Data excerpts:
+-------+

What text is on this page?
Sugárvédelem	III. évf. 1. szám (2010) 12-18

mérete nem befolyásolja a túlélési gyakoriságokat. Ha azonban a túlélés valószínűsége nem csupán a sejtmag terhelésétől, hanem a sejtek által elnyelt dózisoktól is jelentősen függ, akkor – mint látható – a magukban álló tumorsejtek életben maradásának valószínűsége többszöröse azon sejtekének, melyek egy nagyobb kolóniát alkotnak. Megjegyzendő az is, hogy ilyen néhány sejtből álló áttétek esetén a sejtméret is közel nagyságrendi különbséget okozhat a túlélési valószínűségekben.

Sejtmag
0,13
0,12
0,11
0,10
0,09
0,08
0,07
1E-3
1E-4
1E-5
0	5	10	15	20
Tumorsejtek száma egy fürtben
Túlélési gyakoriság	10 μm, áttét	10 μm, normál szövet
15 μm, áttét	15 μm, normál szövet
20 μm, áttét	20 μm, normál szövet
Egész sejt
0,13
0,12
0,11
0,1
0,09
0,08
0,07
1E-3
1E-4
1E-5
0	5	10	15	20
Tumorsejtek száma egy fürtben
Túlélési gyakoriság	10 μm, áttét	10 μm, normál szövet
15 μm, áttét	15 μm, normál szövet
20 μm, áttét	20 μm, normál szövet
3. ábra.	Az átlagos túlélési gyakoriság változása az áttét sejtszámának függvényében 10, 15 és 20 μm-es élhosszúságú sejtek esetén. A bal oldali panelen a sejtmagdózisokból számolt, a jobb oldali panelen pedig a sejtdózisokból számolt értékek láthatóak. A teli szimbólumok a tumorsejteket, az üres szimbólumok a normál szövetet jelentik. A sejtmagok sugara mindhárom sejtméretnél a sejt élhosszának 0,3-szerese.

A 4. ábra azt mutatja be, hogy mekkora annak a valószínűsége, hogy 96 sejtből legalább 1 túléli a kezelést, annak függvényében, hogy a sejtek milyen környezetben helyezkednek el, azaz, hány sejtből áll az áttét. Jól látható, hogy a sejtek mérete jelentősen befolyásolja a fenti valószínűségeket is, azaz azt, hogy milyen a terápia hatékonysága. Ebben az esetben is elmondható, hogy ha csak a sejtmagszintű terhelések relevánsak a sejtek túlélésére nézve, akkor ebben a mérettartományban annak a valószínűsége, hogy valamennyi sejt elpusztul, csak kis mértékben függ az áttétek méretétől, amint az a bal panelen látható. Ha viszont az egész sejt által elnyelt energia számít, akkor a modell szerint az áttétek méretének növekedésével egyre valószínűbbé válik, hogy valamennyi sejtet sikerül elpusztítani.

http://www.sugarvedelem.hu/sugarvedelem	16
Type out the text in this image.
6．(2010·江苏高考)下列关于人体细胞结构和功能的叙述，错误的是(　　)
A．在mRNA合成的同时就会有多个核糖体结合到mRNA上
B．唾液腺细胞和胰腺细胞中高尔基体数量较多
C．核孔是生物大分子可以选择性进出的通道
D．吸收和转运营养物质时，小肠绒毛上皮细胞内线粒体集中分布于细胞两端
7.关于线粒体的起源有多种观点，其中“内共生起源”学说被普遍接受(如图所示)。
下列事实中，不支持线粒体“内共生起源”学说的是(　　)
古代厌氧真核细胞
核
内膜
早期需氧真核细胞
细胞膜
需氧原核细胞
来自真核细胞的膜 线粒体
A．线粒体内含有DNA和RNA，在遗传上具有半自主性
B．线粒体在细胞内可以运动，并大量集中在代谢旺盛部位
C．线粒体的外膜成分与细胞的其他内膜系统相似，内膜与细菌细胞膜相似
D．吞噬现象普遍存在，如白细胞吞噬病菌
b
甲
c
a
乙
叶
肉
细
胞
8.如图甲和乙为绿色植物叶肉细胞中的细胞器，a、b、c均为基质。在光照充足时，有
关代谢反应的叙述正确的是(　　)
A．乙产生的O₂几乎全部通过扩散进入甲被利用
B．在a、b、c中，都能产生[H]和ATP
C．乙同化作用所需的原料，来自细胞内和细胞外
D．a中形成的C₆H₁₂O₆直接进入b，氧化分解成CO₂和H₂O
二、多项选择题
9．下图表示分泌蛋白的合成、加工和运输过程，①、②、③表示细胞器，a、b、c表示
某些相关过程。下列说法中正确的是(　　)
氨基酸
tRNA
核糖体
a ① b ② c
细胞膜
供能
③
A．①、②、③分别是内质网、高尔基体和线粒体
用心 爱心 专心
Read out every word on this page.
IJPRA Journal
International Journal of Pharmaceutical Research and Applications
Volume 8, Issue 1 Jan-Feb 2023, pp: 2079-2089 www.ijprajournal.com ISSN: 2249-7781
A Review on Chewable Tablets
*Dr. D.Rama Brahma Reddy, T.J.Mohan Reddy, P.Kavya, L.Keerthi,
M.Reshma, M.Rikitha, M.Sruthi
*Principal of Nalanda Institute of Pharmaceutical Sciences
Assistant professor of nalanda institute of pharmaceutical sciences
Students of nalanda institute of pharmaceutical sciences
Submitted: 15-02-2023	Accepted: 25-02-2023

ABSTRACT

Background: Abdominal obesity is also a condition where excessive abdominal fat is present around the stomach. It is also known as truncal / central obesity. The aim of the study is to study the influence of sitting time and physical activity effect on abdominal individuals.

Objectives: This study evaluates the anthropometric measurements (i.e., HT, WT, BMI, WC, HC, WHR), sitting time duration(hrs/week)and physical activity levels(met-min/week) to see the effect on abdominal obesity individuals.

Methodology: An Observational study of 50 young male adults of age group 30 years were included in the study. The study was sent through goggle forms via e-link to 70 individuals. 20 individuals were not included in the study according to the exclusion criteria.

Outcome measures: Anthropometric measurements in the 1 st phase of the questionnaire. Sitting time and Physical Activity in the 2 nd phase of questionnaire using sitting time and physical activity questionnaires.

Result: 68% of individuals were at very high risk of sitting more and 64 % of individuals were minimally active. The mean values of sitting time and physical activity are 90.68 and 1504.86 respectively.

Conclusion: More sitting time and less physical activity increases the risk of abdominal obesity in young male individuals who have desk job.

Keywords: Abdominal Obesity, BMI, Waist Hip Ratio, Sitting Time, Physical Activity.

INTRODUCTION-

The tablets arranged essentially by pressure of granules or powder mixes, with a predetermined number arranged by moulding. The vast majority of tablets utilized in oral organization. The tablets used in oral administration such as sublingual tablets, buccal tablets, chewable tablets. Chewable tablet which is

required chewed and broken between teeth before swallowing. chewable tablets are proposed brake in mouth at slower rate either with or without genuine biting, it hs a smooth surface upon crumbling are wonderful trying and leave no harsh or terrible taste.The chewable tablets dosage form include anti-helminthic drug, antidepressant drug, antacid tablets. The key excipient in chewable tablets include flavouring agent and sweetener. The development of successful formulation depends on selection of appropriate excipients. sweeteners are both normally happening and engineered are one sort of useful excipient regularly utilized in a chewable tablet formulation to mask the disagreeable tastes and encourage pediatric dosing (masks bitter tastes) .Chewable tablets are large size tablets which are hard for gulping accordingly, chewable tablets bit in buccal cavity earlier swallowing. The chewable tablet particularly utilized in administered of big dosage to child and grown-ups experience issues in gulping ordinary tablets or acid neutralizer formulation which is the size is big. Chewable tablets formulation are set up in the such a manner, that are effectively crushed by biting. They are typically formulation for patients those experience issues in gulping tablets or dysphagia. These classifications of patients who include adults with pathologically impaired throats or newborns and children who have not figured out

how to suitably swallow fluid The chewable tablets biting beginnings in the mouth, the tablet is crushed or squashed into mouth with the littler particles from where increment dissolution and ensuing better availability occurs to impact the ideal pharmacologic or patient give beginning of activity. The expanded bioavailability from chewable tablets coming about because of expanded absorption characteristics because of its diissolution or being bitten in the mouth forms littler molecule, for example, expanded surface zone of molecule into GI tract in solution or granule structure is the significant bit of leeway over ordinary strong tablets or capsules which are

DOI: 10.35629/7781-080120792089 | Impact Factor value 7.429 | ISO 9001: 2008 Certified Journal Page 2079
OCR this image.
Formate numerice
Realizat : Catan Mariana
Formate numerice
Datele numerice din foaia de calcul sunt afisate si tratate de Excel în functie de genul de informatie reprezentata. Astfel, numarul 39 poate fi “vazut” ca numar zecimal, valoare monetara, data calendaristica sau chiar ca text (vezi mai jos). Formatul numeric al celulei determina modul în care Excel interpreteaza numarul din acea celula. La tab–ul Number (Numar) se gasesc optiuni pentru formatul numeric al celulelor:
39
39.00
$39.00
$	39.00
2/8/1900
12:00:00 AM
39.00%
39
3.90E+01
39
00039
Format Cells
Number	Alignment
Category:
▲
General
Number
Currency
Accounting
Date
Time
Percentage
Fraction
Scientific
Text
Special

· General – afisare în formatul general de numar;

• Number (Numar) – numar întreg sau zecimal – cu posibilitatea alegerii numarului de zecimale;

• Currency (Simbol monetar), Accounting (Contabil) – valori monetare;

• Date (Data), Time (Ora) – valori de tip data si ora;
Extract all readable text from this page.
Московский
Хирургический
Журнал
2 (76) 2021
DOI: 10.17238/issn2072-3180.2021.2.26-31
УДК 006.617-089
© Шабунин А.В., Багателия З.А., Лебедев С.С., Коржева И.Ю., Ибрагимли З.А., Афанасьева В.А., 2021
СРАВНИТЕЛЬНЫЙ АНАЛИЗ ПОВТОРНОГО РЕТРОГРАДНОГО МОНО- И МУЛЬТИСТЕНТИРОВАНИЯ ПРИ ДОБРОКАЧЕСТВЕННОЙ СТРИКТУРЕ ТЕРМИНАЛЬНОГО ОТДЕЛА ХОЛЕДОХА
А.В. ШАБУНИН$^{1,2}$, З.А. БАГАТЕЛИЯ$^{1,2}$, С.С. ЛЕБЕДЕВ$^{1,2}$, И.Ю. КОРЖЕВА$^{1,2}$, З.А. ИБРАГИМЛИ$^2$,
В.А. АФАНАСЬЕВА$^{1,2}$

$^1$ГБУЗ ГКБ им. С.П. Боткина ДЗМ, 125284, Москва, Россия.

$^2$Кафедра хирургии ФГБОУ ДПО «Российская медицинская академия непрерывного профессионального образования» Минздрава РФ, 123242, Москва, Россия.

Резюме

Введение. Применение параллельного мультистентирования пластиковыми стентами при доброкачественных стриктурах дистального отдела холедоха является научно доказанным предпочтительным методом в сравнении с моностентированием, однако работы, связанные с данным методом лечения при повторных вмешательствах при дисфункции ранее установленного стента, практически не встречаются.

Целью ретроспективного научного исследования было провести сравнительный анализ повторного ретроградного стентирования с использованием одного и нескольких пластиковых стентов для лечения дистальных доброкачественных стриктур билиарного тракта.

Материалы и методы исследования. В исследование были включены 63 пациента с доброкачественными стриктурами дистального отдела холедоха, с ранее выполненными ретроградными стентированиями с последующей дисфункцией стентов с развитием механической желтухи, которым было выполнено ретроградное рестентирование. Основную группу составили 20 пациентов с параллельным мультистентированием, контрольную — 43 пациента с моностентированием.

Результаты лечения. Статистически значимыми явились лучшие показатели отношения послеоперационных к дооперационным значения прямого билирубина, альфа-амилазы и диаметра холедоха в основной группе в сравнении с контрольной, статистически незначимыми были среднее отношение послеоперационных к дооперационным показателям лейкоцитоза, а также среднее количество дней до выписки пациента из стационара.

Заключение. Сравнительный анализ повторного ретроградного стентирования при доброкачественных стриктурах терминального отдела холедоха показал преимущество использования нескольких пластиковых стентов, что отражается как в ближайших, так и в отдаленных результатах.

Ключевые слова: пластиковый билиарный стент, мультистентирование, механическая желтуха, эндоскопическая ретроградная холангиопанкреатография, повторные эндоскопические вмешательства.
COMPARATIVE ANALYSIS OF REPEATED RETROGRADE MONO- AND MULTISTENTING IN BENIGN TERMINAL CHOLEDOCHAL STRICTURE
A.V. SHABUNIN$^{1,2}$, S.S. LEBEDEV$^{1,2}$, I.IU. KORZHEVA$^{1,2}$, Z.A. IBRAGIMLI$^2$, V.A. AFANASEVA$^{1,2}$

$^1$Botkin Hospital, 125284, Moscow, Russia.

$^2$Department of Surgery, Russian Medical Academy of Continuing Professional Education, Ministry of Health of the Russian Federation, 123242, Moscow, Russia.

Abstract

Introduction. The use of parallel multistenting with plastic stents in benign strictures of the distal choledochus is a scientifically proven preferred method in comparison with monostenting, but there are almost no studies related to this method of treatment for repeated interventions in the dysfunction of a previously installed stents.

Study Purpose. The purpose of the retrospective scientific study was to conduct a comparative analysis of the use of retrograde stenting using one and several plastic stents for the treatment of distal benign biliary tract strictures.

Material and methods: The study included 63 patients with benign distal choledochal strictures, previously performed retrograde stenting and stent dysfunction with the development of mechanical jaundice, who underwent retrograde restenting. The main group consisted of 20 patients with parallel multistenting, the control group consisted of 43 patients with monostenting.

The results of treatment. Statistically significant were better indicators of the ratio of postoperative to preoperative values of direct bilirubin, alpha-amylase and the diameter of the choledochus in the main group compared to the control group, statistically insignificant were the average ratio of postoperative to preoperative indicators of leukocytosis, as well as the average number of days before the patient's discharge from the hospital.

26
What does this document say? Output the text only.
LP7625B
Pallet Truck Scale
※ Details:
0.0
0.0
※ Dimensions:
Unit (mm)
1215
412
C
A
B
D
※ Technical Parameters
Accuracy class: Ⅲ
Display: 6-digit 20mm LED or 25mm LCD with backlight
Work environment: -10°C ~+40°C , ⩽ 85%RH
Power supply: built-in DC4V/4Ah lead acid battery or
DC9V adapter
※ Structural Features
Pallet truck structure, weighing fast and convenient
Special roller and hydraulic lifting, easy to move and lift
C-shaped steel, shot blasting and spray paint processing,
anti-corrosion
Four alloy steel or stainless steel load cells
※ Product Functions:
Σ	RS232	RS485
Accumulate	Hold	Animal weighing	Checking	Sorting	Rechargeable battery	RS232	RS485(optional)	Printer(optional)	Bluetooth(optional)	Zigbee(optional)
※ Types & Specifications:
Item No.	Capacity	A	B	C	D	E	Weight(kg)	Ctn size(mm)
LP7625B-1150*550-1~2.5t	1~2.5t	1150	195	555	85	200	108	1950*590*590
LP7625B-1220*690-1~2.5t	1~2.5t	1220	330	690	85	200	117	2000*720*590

+-------+

**Exercise brief:** Extract all lines from the data in which "Moscow" is found.

**Result of the task:**
$^1$Botkin Hospital, 125284, Moscow, Russia.
$^2$Department of Surgery, Russian Medical Academy of Continuing Professional Education, Ministry of Health of the Russian Federation, 123242, Moscow, Russia.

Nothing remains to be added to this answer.